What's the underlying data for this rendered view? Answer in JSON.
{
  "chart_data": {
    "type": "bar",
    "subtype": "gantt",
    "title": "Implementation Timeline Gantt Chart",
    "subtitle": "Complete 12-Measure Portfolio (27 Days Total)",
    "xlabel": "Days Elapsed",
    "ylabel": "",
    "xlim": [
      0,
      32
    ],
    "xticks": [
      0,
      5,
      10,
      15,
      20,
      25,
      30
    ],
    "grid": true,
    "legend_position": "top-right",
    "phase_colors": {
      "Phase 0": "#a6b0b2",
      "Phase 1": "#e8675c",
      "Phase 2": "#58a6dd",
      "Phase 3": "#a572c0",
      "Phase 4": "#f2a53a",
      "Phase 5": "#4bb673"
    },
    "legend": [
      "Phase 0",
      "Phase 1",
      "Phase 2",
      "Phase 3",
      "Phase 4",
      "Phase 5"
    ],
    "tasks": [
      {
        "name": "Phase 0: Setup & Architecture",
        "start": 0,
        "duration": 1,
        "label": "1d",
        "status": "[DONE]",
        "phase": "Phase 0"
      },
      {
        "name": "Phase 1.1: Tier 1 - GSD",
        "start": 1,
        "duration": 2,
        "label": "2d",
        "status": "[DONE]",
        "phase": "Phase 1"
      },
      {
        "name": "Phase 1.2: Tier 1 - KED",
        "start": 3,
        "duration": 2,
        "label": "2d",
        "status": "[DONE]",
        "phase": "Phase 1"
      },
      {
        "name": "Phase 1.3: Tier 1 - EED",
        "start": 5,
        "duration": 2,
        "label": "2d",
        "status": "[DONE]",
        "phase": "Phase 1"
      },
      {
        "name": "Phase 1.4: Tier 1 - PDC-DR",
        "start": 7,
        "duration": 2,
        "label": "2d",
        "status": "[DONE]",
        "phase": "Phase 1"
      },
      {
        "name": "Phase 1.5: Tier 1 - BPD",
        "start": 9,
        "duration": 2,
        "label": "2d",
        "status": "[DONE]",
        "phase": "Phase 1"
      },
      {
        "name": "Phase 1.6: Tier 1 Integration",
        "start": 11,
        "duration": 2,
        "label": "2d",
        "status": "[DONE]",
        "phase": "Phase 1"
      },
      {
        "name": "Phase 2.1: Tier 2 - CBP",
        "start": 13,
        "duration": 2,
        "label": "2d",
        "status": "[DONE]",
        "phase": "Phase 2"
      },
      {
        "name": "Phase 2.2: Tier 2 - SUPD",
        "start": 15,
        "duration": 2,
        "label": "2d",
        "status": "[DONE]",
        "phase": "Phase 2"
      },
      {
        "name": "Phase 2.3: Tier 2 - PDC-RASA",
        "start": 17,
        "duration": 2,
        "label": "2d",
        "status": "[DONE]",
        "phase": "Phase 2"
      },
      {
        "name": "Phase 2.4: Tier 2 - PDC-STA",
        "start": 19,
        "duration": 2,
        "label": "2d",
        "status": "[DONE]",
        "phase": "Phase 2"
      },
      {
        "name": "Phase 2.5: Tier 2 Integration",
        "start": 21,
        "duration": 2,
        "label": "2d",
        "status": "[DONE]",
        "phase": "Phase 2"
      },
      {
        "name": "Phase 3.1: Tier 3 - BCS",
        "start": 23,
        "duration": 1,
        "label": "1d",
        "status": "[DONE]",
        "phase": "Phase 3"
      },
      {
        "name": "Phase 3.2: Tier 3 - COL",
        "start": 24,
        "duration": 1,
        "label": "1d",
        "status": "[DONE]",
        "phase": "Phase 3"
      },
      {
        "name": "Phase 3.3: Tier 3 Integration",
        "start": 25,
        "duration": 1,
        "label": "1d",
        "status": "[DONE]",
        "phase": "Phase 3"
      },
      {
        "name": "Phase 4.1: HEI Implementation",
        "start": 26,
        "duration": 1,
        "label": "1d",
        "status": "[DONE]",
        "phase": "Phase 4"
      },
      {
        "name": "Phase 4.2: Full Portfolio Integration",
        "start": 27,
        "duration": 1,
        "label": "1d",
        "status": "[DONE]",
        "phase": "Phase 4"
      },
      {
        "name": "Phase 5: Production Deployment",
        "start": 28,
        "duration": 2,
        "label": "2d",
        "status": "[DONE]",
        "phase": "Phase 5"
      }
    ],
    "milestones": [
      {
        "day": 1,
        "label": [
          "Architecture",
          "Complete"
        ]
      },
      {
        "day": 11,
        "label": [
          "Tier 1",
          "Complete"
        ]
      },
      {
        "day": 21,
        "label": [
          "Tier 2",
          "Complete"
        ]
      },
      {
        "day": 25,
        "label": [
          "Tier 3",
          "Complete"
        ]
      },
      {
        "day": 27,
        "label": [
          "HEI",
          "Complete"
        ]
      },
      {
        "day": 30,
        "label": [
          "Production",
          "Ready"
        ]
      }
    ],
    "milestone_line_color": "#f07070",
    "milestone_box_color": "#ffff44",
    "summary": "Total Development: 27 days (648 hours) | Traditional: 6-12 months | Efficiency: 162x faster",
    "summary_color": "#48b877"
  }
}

------------------------------------------------------------------------

● **Problem to solve**: Gather each line in these records that contains the string "Integration".

● **The response**:
        "name": "Phase 1.6: Tier 1 Integration",
        "name": "Phase 2.5: Tier 2 Integration",
        "name": "Phase 3.3: Tier 3 Integration",
        "name": "Phase 4.2: Full Portfolio Integration",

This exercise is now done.